══ Dataset excerpts

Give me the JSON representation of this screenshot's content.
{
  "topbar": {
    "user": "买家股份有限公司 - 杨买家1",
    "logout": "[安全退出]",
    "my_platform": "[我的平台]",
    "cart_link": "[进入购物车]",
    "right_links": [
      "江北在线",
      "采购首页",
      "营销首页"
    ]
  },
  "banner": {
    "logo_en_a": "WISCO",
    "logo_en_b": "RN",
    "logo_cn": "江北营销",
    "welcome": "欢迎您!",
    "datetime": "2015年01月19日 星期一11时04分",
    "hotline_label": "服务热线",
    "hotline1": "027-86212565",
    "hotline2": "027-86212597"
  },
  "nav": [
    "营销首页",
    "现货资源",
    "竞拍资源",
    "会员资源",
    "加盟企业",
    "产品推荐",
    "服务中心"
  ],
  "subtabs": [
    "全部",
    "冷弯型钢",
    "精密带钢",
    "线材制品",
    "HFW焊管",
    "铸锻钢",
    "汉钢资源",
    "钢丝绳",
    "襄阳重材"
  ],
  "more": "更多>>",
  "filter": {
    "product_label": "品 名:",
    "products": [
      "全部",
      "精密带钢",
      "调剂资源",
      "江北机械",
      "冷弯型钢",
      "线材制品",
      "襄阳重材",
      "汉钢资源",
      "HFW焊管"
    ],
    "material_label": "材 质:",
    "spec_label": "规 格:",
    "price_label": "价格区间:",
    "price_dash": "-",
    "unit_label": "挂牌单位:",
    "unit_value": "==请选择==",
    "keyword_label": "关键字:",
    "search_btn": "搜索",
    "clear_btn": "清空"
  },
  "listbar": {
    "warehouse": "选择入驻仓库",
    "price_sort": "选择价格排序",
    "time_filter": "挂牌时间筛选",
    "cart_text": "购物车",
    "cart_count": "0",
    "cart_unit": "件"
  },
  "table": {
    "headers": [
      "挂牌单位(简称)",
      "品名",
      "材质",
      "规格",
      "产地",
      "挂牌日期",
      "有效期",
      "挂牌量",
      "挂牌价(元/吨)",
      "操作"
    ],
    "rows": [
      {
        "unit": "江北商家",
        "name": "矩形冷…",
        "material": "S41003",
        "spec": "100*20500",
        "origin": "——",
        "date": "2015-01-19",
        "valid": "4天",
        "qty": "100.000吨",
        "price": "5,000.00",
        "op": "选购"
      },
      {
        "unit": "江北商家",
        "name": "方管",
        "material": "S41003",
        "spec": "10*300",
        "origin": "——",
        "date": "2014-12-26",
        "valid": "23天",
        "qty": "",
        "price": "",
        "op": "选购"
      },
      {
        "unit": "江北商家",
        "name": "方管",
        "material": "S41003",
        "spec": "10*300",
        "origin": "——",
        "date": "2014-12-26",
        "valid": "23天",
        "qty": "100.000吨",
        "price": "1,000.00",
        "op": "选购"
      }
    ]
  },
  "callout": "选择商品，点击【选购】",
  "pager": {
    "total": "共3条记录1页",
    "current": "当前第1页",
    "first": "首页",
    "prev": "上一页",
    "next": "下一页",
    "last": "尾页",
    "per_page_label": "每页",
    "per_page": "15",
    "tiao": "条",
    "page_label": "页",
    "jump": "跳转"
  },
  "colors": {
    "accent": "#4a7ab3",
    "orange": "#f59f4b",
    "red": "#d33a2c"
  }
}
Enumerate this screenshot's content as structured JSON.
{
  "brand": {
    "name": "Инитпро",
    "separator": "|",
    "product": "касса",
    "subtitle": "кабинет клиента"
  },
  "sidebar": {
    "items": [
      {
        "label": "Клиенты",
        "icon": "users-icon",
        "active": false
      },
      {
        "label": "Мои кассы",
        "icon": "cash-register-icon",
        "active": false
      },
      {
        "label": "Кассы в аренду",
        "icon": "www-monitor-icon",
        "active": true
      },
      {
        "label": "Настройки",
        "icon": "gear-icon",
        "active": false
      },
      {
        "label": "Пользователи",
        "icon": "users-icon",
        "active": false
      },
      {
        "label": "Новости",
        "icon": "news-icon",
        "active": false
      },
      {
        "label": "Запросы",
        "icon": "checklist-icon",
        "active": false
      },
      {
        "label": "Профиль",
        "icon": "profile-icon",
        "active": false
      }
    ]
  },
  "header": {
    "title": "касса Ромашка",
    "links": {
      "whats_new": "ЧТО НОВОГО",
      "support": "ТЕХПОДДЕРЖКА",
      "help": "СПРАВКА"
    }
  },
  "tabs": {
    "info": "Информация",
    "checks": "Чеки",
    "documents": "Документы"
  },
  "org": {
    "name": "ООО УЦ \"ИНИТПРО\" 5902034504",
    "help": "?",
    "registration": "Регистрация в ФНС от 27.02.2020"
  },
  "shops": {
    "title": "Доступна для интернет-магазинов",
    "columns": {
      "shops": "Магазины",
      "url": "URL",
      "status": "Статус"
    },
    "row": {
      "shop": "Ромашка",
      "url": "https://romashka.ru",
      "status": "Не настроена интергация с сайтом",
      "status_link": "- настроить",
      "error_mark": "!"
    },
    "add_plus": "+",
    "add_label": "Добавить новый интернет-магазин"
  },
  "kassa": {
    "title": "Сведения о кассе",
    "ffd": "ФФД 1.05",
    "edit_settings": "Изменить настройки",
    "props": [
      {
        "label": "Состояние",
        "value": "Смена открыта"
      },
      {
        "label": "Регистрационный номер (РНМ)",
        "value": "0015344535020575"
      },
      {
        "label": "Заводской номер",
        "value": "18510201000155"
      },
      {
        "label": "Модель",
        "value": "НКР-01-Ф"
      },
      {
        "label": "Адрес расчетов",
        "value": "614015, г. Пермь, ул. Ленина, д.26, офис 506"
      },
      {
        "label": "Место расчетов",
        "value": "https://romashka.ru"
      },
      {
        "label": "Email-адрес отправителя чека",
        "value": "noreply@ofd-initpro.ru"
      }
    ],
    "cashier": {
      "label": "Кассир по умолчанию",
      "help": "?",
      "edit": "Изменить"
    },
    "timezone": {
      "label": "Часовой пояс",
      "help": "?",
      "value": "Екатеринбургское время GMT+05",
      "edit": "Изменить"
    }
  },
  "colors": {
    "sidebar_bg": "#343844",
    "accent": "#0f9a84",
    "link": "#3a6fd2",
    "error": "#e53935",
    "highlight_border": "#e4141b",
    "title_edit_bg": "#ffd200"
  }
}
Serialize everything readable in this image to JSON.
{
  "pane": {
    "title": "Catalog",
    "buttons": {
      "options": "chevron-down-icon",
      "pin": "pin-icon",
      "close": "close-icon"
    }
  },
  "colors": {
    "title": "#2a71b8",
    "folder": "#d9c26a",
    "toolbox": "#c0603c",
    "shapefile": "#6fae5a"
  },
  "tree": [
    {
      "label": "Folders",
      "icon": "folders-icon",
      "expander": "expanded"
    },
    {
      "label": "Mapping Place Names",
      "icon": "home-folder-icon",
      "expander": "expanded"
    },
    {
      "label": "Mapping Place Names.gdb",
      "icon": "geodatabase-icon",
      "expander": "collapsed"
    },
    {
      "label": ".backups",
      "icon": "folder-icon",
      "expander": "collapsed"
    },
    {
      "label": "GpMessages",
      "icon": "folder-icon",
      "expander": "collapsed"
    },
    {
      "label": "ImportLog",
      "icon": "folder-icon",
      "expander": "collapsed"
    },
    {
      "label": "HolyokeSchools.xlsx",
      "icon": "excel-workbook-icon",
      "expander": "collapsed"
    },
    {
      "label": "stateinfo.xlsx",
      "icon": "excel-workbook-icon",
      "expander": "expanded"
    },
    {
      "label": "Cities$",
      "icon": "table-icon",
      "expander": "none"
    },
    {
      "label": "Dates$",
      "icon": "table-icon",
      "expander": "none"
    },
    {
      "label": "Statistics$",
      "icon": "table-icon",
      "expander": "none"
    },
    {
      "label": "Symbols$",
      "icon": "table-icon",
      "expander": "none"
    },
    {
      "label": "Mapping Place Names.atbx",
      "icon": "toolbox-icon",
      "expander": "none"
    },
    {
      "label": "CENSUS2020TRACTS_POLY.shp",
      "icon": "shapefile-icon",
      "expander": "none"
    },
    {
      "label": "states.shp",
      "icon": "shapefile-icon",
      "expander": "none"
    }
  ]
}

════

● **Given task**
Count the lines that hold the string "screenshot", and reply with that number alone.

● **Result for this exercise**
2